WHAT IS NEEDED: Please rename "x-tick-label" to "x-label" in everything from the line containing "x-tick-label: 81-90 bbox=[739, 544, 777, 559]" down to the end of the data, and give only those lines with all else unchanged.

DATA SHOWN:
+ + + + +

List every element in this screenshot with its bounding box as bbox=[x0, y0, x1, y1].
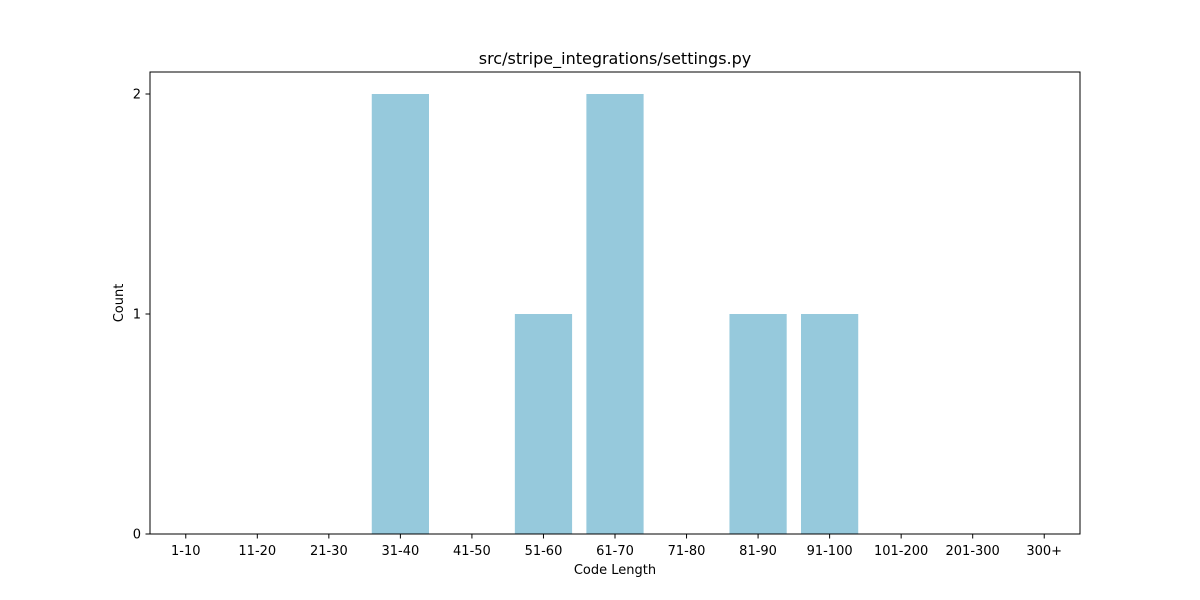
x-tick-label: 81-90 bbox=[739, 544, 777, 559]
x-tick-label: 1-10 bbox=[171, 544, 201, 559]
bar-91-100 bbox=[801, 314, 859, 534]
y-tick-label: 0 bbox=[133, 528, 141, 543]
bar-51-60 bbox=[514, 314, 573, 534]
chart-title: src/stripe_integrations/settings.py bbox=[479, 49, 752, 69]
x-tick-label: 61-70 bbox=[596, 544, 634, 559]
x-tick-label: 11-20 bbox=[238, 544, 276, 559]
x-tick-label: 71-80 bbox=[668, 544, 706, 559]
x-tick-label: 31-40 bbox=[381, 544, 419, 559]
x-tick-label: 101-200 bbox=[874, 544, 928, 559]
x-tick-label: 21-30 bbox=[310, 544, 348, 559]
x-tick-label: 201-300 bbox=[946, 544, 1000, 559]
y-axis-label: Count bbox=[112, 284, 127, 323]
x-tick-label: 300+ bbox=[1026, 544, 1062, 559]
plot-frame bbox=[149, 71, 1081, 535]
y-tick-label: 2 bbox=[133, 88, 141, 103]
x-tick-label: 41-50 bbox=[453, 544, 491, 559]
bar-31-40 bbox=[371, 94, 429, 534]
x-tick-label: 51-60 bbox=[525, 544, 563, 559]
x-axis-ticks: 1-10 11-20 21-30 31-40 41-50 51-60 61-70 71-80 8… bbox=[171, 534, 1062, 559]
bar-81-90 bbox=[729, 314, 787, 534]
bars-group bbox=[371, 94, 859, 534]
x-tick-label: 91-100 bbox=[807, 544, 853, 559]
y-axis-ticks: 0 1 2 bbox=[133, 88, 150, 543]
x-axis-label: Code Length bbox=[574, 563, 656, 578]
y-tick-label: 1 bbox=[133, 308, 141, 323]
bar-61-70 bbox=[586, 94, 644, 534]
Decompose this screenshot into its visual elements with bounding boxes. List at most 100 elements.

+ + + + +

COMPLETE OUTPUT:
x-label: 81-90 bbox=[739, 544, 777, 559]
x-label: 1-10 bbox=[171, 544, 201, 559]
bar-91-100 bbox=[801, 314, 859, 534]
y-tick-label: 0 bbox=[133, 528, 141, 543]
bar-51-60 bbox=[514, 314, 573, 534]
chart-title: src/stripe_integrations/settings.py bbox=[479, 49, 752, 69]
x-label: 61-70 bbox=[596, 544, 634, 559]
x-label: 11-20 bbox=[238, 544, 276, 559]
x-label: 71-80 bbox=[668, 544, 706, 559]
x-label: 31-40 bbox=[381, 544, 419, 559]
x-label: 101-200 bbox=[874, 544, 928, 559]
x-label: 21-30 bbox=[310, 544, 348, 559]
x-label: 201-300 bbox=[946, 544, 1000, 559]
y-axis-label: Count bbox=[112, 284, 127, 323]
x-label: 300+ bbox=[1026, 544, 1062, 559]
plot-frame bbox=[149, 71, 1081, 535]
y-tick-label: 2 bbox=[133, 88, 141, 103]
x-label: 41-50 bbox=[453, 544, 491, 559]
bar-31-40 bbox=[371, 94, 429, 534]
x-label: 51-60 bbox=[525, 544, 563, 559]
x-axis-ticks: 1-10 11-20 21-30 31-40 41-50 51-60 61-70 71-80 8… bbox=[171, 534, 1062, 559]
bar-81-90 bbox=[729, 314, 787, 534]
bars-group bbox=[371, 94, 859, 534]
x-label: 91-100 bbox=[807, 544, 853, 559]
y-axis-ticks: 0 1 2 bbox=[133, 88, 150, 543]
x-axis-label: Code Length bbox=[574, 563, 656, 578]
y-tick-label: 1 bbox=[133, 308, 141, 323]
bar-61-70 bbox=[586, 94, 644, 534]
Decompose this screenshot into its visual elements with bounding boxes. List at most 100 elements.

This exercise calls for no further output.